* **Exercise details**
Count how many lines below contain the word "Производство", then give that number alone.

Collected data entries
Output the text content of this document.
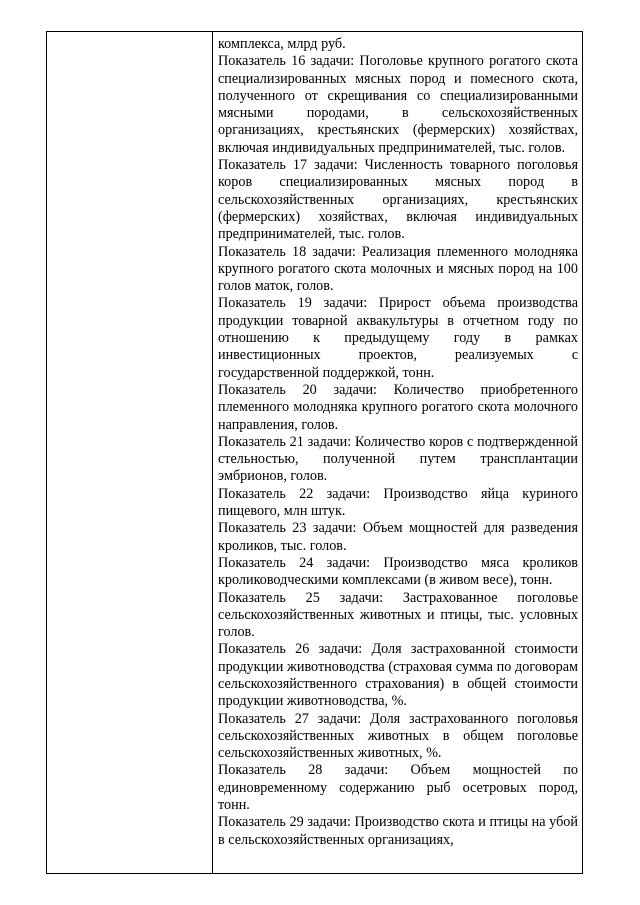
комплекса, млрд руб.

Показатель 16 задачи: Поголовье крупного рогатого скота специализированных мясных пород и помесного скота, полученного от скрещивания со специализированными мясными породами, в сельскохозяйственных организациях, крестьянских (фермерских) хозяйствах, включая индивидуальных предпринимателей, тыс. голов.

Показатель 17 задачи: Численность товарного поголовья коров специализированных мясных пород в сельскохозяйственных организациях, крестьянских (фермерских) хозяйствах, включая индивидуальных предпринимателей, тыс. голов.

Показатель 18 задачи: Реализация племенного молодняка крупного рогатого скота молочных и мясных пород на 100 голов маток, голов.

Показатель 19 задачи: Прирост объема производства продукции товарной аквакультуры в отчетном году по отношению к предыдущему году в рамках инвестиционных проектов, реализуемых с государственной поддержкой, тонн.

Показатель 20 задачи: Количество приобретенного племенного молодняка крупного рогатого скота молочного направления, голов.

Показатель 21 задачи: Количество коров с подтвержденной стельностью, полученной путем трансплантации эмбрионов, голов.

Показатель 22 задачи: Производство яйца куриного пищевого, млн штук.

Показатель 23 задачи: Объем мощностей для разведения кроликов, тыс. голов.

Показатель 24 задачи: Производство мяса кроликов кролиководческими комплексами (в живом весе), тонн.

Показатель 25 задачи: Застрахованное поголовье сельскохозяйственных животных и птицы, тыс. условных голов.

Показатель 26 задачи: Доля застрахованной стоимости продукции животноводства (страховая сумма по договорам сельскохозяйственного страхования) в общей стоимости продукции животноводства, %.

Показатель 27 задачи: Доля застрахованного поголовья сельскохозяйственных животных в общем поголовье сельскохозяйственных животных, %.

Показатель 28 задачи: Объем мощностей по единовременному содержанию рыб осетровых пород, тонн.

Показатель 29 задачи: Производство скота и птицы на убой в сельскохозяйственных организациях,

* * *

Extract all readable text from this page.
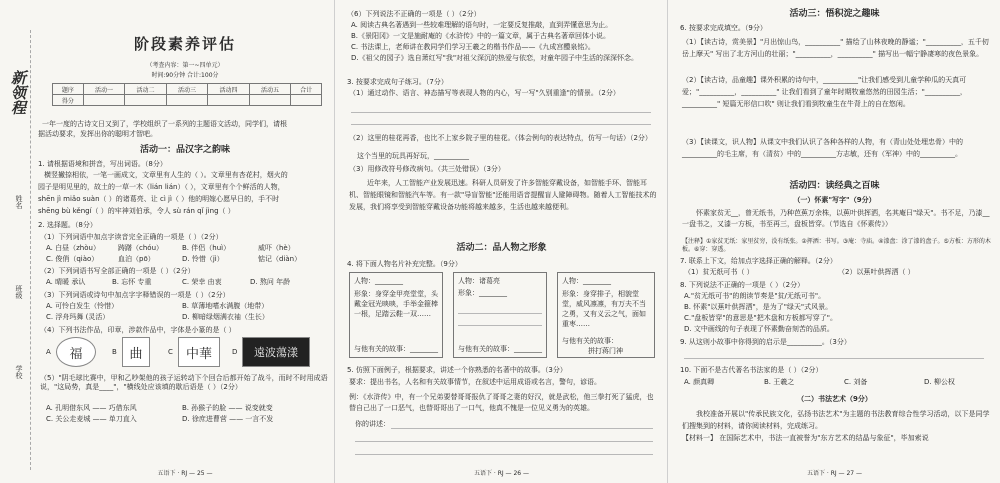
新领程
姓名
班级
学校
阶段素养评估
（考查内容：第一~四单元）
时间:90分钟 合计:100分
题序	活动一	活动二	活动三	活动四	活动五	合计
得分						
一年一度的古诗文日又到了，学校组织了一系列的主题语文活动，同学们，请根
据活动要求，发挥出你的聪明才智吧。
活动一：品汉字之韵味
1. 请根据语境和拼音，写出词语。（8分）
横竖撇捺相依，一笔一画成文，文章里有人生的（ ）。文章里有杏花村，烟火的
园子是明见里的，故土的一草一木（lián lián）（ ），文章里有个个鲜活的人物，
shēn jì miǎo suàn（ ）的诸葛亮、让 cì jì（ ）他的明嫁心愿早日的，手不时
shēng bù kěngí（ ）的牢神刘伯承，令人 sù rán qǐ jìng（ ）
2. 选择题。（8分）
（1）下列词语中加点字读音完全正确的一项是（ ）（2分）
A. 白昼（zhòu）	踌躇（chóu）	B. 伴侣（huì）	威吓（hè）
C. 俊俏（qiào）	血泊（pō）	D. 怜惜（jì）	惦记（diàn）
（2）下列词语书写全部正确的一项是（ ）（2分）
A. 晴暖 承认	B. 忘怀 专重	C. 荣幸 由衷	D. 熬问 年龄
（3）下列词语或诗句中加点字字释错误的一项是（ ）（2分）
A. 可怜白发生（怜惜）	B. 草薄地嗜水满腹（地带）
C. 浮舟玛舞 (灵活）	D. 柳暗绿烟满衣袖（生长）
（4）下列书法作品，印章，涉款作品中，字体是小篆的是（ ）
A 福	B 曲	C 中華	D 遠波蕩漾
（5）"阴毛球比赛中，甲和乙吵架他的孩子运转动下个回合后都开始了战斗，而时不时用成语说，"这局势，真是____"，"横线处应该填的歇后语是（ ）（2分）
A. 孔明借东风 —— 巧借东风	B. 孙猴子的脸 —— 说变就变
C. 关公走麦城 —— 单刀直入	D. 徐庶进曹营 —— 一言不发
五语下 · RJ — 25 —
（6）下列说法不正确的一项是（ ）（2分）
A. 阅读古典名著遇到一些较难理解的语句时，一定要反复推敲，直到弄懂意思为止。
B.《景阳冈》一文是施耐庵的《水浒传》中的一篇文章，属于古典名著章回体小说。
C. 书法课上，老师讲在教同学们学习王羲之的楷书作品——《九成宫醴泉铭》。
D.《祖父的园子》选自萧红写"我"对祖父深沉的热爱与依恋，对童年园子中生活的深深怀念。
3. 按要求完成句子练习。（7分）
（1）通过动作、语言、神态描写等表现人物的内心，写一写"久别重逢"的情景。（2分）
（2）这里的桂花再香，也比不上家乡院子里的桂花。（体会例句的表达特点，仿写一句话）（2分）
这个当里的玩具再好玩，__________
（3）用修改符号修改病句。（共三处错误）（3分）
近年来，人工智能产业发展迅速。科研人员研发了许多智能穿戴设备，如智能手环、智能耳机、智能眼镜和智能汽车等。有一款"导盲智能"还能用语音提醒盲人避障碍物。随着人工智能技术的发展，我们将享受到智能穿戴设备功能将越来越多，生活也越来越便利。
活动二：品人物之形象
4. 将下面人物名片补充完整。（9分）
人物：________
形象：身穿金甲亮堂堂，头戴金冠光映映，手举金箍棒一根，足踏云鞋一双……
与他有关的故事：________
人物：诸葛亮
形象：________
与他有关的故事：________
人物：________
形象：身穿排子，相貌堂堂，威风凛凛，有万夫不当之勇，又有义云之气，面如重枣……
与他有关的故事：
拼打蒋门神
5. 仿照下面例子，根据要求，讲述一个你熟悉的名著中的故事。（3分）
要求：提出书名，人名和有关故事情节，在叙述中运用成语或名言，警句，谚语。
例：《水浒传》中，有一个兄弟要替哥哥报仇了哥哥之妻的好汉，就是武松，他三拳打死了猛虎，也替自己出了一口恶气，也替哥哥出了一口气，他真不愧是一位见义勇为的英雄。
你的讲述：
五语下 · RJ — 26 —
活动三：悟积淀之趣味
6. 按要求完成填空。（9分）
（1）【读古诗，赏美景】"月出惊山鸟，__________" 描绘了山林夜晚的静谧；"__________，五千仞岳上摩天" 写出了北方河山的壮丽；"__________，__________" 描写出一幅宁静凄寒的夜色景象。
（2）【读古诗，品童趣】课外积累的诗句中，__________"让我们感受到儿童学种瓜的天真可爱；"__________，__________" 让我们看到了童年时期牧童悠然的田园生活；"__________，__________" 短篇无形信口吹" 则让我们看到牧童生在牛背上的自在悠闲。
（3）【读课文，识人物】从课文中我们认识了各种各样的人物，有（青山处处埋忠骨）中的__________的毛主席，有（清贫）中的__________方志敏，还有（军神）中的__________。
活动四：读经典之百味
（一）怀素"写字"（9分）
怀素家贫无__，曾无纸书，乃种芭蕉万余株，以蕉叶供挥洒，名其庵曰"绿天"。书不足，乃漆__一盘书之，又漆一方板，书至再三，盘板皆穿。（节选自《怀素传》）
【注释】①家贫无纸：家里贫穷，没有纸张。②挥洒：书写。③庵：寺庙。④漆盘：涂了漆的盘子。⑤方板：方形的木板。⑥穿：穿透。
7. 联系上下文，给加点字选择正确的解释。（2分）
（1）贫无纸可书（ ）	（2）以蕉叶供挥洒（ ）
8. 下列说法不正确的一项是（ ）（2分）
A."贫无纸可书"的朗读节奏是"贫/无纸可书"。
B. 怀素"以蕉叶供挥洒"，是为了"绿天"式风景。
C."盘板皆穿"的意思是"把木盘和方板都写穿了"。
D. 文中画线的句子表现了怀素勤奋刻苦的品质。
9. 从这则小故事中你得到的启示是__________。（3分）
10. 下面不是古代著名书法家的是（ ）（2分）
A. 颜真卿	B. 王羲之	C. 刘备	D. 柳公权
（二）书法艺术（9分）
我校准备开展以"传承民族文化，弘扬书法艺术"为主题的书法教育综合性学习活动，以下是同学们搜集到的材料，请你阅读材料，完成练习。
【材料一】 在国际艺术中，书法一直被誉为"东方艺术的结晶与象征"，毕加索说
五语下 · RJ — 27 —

* * *

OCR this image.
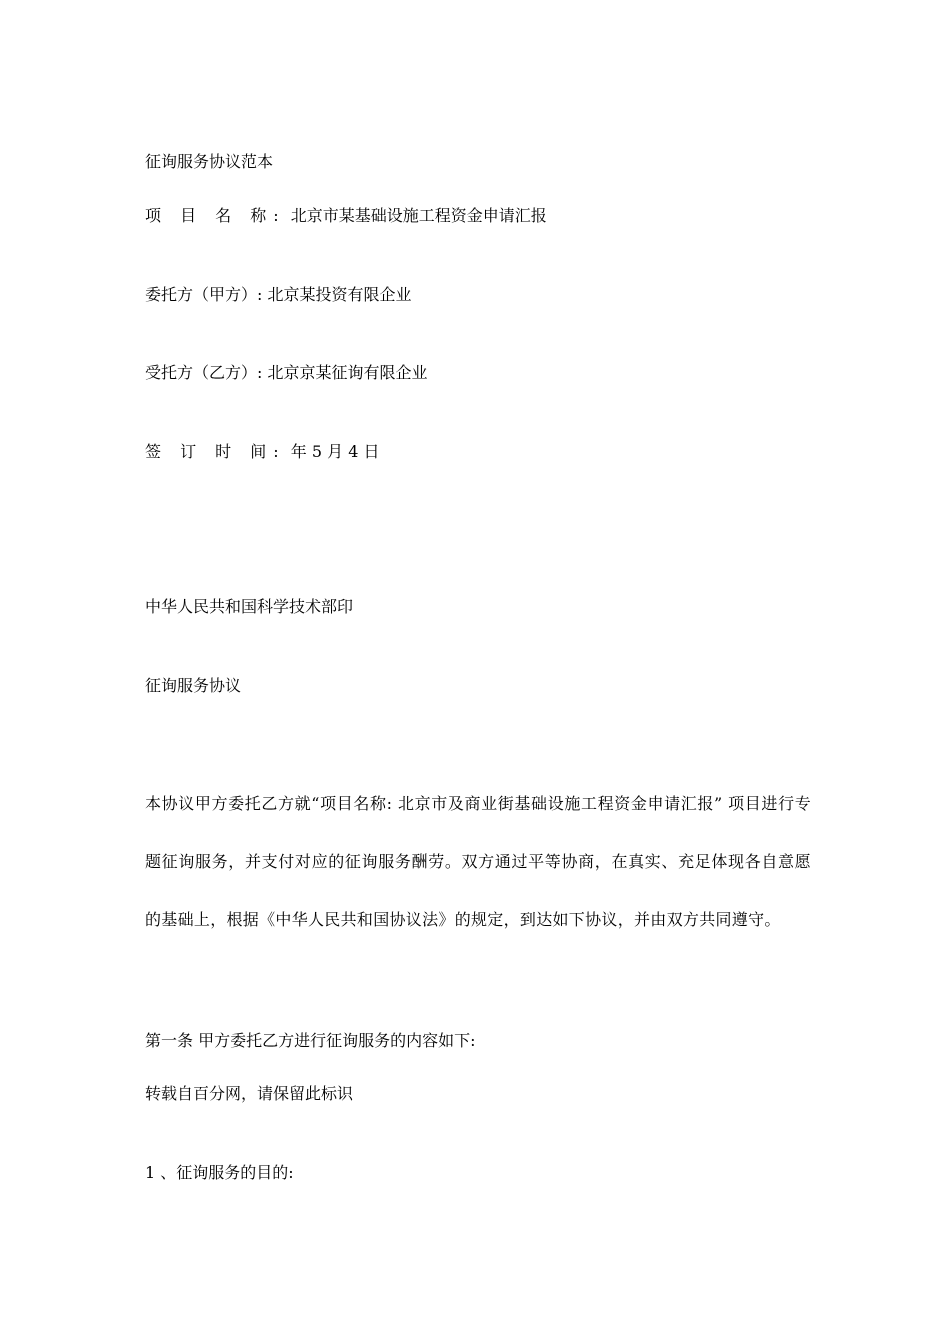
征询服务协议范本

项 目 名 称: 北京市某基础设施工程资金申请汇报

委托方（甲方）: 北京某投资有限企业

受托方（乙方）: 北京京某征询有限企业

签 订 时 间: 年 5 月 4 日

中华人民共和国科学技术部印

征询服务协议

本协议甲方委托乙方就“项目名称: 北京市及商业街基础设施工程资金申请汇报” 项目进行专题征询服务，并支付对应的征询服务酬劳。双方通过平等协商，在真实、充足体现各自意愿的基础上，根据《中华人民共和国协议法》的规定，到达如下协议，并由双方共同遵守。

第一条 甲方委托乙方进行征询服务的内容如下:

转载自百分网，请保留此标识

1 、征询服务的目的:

* **Answer to the task**
3